### The problem
List all the lines in these records that hold "detached".
BEGIN Input rows
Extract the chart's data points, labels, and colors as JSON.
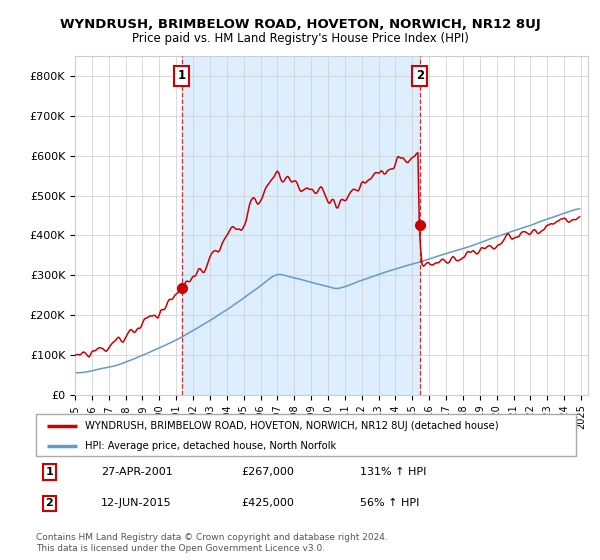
{
  "title": "WYNDRUSH, BRIMBELOW ROAD, HOVETON, NORWICH, NR12 8UJ",
  "subtitle": "Price paid vs. HM Land Registry's House Price Index (HPI)",
  "ylim": [
    0,
    850000
  ],
  "yticks": [
    0,
    100000,
    200000,
    300000,
    400000,
    500000,
    600000,
    700000,
    800000
  ],
  "ytick_labels": [
    "£0",
    "£100K",
    "£200K",
    "£300K",
    "£400K",
    "£500K",
    "£600K",
    "£700K",
    "£800K"
  ],
  "red_line_label": "WYNDRUSH, BRIMBELOW ROAD, HOVETON, NORWICH, NR12 8UJ (detached house)",
  "blue_line_label": "HPI: Average price, detached house, North Norfolk",
  "purchase1_date": "27-APR-2001",
  "purchase1_price": 267000,
  "purchase1_pct": "131%",
  "purchase2_date": "12-JUN-2015",
  "purchase2_price": 425000,
  "purchase2_pct": "56%",
  "footer": "Contains HM Land Registry data © Crown copyright and database right 2024.\nThis data is licensed under the Open Government Licence v3.0.",
  "red_color": "#cc0000",
  "blue_color": "#6699cc",
  "shade_color": "#ddeeff",
  "dashed_color": "#cc0000",
  "bg_color": "#ffffff",
  "grid_color": "#cccccc"
}
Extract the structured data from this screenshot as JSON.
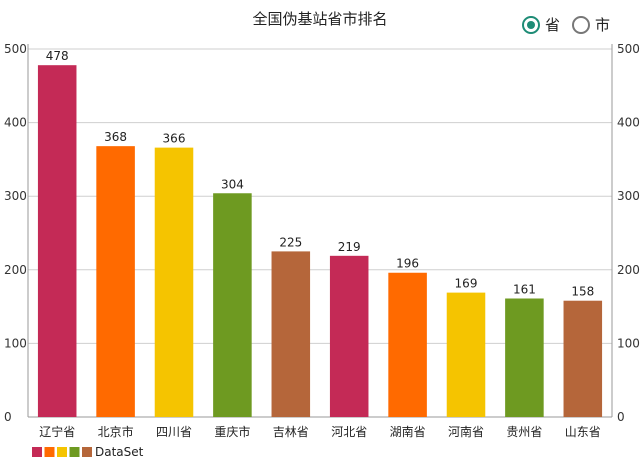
{
  "radios": [
    {
      "label": "省",
      "checked": true
    },
    {
      "label": "市",
      "checked": false
    }
  ],
  "chart_data": {
    "type": "bar",
    "title": "全国伪基站省市排名",
    "categories": [
      "辽宁省",
      "北京市",
      "四川省",
      "重庆市",
      "吉林省",
      "河北省",
      "湖南省",
      "河南省",
      "贵州省",
      "山东省"
    ],
    "values": [
      478,
      368,
      366,
      304,
      225,
      219,
      196,
      169,
      161,
      158
    ],
    "colors": [
      "#c42a56",
      "#ff6a00",
      "#f5c400",
      "#6e9a21",
      "#b5663a",
      "#c42a56",
      "#ff6a00",
      "#f5c400",
      "#6e9a21",
      "#b5663a"
    ],
    "ylim": [
      0,
      500
    ],
    "yticks": [
      0,
      100,
      200,
      300,
      400,
      500
    ],
    "legend": {
      "label": "DataSet",
      "colors": [
        "#c42a56",
        "#ff6a00",
        "#f5c400",
        "#6e9a21",
        "#b5663a"
      ]
    }
  }
}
END Input rows
### Result of the task
  "red_line_label": "WYNDRUSH, BRIMBELOW ROAD, HOVETON, NORWICH, NR12 8UJ (detached house)",
  "blue_line_label": "HPI: Average price, detached house, North Norfolk",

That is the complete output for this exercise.